Transcribe the material in full, exactly as written.

────────────────────

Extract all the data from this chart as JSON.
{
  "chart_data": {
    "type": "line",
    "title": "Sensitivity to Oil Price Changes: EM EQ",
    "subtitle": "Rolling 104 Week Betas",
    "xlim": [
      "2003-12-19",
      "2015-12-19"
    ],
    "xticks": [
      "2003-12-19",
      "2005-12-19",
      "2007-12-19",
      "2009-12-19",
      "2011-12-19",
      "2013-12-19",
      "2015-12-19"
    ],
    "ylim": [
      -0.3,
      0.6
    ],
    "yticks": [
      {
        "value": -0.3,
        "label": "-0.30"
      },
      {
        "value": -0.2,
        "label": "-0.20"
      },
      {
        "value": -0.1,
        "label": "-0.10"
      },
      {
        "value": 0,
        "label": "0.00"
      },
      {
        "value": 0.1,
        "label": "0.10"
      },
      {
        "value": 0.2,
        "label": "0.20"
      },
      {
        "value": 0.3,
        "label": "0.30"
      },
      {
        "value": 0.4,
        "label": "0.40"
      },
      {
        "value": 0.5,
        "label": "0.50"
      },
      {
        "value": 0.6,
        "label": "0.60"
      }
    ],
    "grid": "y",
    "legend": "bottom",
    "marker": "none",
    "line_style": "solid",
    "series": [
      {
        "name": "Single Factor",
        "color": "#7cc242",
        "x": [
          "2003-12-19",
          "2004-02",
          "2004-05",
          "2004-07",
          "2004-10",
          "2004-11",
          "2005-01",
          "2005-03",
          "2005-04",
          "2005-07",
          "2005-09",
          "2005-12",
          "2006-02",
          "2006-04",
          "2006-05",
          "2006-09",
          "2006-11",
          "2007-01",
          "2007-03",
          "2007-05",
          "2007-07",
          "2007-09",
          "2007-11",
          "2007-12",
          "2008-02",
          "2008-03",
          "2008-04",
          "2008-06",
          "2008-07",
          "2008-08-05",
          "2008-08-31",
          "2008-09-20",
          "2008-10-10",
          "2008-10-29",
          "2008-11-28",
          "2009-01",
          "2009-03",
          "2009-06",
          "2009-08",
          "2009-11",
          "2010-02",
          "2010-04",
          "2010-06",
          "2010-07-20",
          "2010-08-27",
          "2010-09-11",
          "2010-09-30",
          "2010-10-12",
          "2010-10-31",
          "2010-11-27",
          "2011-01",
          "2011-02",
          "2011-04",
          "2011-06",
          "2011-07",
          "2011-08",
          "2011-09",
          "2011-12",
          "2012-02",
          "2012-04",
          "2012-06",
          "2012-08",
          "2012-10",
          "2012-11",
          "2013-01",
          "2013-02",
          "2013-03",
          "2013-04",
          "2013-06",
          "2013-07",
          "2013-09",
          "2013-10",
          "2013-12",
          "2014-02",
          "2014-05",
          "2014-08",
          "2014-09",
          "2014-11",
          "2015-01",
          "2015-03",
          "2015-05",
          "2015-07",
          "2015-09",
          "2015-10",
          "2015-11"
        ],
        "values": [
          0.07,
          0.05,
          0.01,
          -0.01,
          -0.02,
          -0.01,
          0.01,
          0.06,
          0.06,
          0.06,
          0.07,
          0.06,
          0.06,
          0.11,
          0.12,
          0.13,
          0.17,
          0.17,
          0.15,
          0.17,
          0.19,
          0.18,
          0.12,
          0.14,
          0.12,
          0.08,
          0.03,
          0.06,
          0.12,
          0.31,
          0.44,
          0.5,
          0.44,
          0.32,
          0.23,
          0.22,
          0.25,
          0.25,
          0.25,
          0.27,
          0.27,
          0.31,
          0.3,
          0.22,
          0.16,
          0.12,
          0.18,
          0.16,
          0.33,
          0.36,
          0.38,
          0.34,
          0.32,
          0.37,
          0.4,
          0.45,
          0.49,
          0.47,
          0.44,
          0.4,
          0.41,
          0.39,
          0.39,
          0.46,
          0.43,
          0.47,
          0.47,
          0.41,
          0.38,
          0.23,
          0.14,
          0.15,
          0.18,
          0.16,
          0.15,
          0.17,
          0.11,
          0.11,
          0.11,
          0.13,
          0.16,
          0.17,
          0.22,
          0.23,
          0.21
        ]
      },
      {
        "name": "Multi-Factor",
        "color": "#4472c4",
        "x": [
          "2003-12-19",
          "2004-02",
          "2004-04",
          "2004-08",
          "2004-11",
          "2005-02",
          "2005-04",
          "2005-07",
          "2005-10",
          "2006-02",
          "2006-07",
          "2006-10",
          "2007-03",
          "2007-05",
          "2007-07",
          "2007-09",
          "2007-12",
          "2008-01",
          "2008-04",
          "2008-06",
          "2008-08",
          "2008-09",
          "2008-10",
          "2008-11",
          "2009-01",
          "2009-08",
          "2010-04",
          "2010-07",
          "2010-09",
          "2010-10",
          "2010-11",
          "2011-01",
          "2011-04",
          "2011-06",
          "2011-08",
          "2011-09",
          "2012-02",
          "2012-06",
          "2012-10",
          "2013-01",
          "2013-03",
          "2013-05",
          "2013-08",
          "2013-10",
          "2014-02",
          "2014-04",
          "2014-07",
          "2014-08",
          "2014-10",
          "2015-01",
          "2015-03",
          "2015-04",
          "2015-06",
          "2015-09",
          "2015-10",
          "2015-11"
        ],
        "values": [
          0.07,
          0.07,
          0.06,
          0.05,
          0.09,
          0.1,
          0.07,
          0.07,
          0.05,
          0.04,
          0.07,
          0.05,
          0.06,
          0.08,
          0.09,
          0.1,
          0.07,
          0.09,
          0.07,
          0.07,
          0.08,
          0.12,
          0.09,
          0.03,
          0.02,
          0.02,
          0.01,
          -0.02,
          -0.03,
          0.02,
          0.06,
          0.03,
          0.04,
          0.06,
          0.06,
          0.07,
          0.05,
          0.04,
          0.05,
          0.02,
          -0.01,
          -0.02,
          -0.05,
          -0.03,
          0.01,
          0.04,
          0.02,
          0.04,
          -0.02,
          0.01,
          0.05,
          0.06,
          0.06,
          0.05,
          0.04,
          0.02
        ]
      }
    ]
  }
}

────────────────────

**The result:**
Extract all the data from this chart as JSON.
{
  "chart_data": {
    "type": "line",
    "title": "Sensitivity to Oil Price Changes: EM EQ",
    "subtitle": "Rolling 104 Week Betas",
    "xlim": [
      "2003-12-19",
      "2015-12-19"
    ],
    "xticks": [
      "2003-12-19",
      "2005-12-19",
      "2007-12-19",
      "2009-12-19",
      "2011-12-19",
      "2013-12-19",
      "2015-12-19"
    ],
    "ylim": [
      -0.3,
      0.6
    ],
    "yticks": [
      {
        "value": -0.3,
        "label": "-0.30"
      },
      {
        "value": -0.2,
        "label": "-0.20"
      },
      {
        "value": -0.1,
        "label": "-0.10"
      },
      {
        "value": 0,
        "label": "0.00"
      },
      {
        "value": 0.1,
        "label": "0.10"
      },
      {
        "value": 0.2,
        "label": "0.20"
      },
      {
        "value": 0.3,
        "label": "0.30"
      },
      {
        "value": 0.4,
        "label": "0.40"
      },
      {
        "value": 0.5,
        "label": "0.50"
      },
      {
        "value": 0.6,
        "label": "0.60"
      }
    ],
    "grid": "y",
    "legend": "bottom",
    "marker": "none",
    "line_style": "solid",
    "series": [
      {
        "name": "Single Factor",
        "color": "#7cc242",
        "x": [
          "2003-12-19",
          "2004-02",
          "2004-05",
          "2004-07",
          "2004-10",
          "2004-11",
          "2005-01",
          "2005-03",
          "2005-04",
          "2005-07",
          "2005-09",
          "2005-12",
          "2006-02",
          "2006-04",
          "2006-05",
          "2006-09",
          "2006-11",
          "2007-01",
          "2007-03",
          "2007-05",
          "2007-07",
          "2007-09",
          "2007-11",
          "2007-12",
          "2008-02",
          "2008-03",
          "2008-04",
          "2008-06",
          "2008-07",
          "2008-08-05",
          "2008-08-31",
          "2008-09-20",
          "2008-10-10",
          "2008-10-29",
          "2008-11-28",
          "2009-01",
          "2009-03",
          "2009-06",
          "2009-08",
          "2009-11",
          "2010-02",
          "2010-04",
          "2010-06",
          "2010-07-20",
          "2010-08-27",
          "2010-09-11",
          "2010-09-30",
          "2010-10-12",
          "2010-10-31",
          "2010-11-27",
          "2011-01",
          "2011-02",
          "2011-04",
          "2011-06",
          "2011-07",
          "2011-08",
          "2011-09",
          "2011-12",
          "2012-02",
          "2012-04",
          "2012-06",
          "2012-08",
          "2012-10",
          "2012-11",
          "2013-01",
          "2013-02",
          "2013-03",
          "2013-04",
          "2013-06",
          "2013-07",
          "2013-09",
          "2013-10",
          "2013-12",
          "2014-02",
          "2014-05",
          "2014-08",
          "2014-09",
          "2014-11",
          "2015-01",
          "2015-03",
          "2015-05",
          "2015-07",
          "2015-09",
          "2015-10",
          "2015-11"
        ],
        "values": [
          0.07,
          0.05,
          0.01,
          -0.01,
          -0.02,
          -0.01,
          0.01,
          0.06,
          0.06,
          0.06,
          0.07,
          0.06,
          0.06,
          0.11,
          0.12,
          0.13,
          0.17,
          0.17,
          0.15,
          0.17,
          0.19,
          0.18,
          0.12,
          0.14,
          0.12,
          0.08,
          0.03,
          0.06,
          0.12,
          0.31,
          0.44,
          0.5,
          0.44,
          0.32,
          0.23,
          0.22,
          0.25,
          0.25,
          0.25,
          0.27,
          0.27,
          0.31,
          0.3,
          0.22,
          0.16,
          0.12,
          0.18,
          0.16,
          0.33,
          0.36,
          0.38,
          0.34,
          0.32,
          0.37,
          0.4,
          0.45,
          0.49,
          0.47,
          0.44,
          0.4,
          0.41,
          0.39,
          0.39,
          0.46,
          0.43,
          0.47,
          0.47,
          0.41,
          0.38,
          0.23,
          0.14,
          0.15,
          0.18,
          0.16,
          0.15,
          0.17,
          0.11,
          0.11,
          0.11,
          0.13,
          0.16,
          0.17,
          0.22,
          0.23,
          0.21
        ]
      },
      {
        "name": "Multi-Factor",
        "color": "#4472c4",
        "x": [
          "2003-12-19",
          "2004-02",
          "2004-04",
          "2004-08",
          "2004-11",
          "2005-02",
          "2005-04",
          "2005-07",
          "2005-10",
          "2006-02",
          "2006-07",
          "2006-10",
          "2007-03",
          "2007-05",
          "2007-07",
          "2007-09",
          "2007-12",
          "2008-01",
          "2008-04",
          "2008-06",
          "2008-08",
          "2008-09",
          "2008-10",
          "2008-11",
          "2009-01",
          "2009-08",
          "2010-04",
          "2010-07",
          "2010-09",
          "2010-10",
          "2010-11",
          "2011-01",
          "2011-04",
          "2011-06",
          "2011-08",
          "2011-09",
          "2012-02",
          "2012-06",
          "2012-10",
          "2013-01",
          "2013-03",
          "2013-05",
          "2013-08",
          "2013-10",
          "2014-02",
          "2014-04",
          "2014-07",
          "2014-08",
          "2014-10",
          "2015-01",
          "2015-03",
          "2015-04",
          "2015-06",
          "2015-09",
          "2015-10",
          "2015-11"
        ],
        "values": [
          0.07,
          0.07,
          0.06,
          0.05,
          0.09,
          0.1,
          0.07,
          0.07,
          0.05,
          0.04,
          0.07,
          0.05,
          0.06,
          0.08,
          0.09,
          0.1,
          0.07,
          0.09,
          0.07,
          0.07,
          0.08,
          0.12,
          0.09,
          0.03,
          0.02,
          0.02,
          0.01,
          -0.02,
          -0.03,
          0.02,
          0.06,
          0.03,
          0.04,
          0.06,
          0.06,
          0.07,
          0.05,
          0.04,
          0.05,
          0.02,
          -0.01,
          -0.02,
          -0.05,
          -0.03,
          0.01,
          0.04,
          0.02,
          0.04,
          -0.02,
          0.01,
          0.05,
          0.06,
          0.06,
          0.05,
          0.04,
          0.02
        ]
      }
    ]
  }
}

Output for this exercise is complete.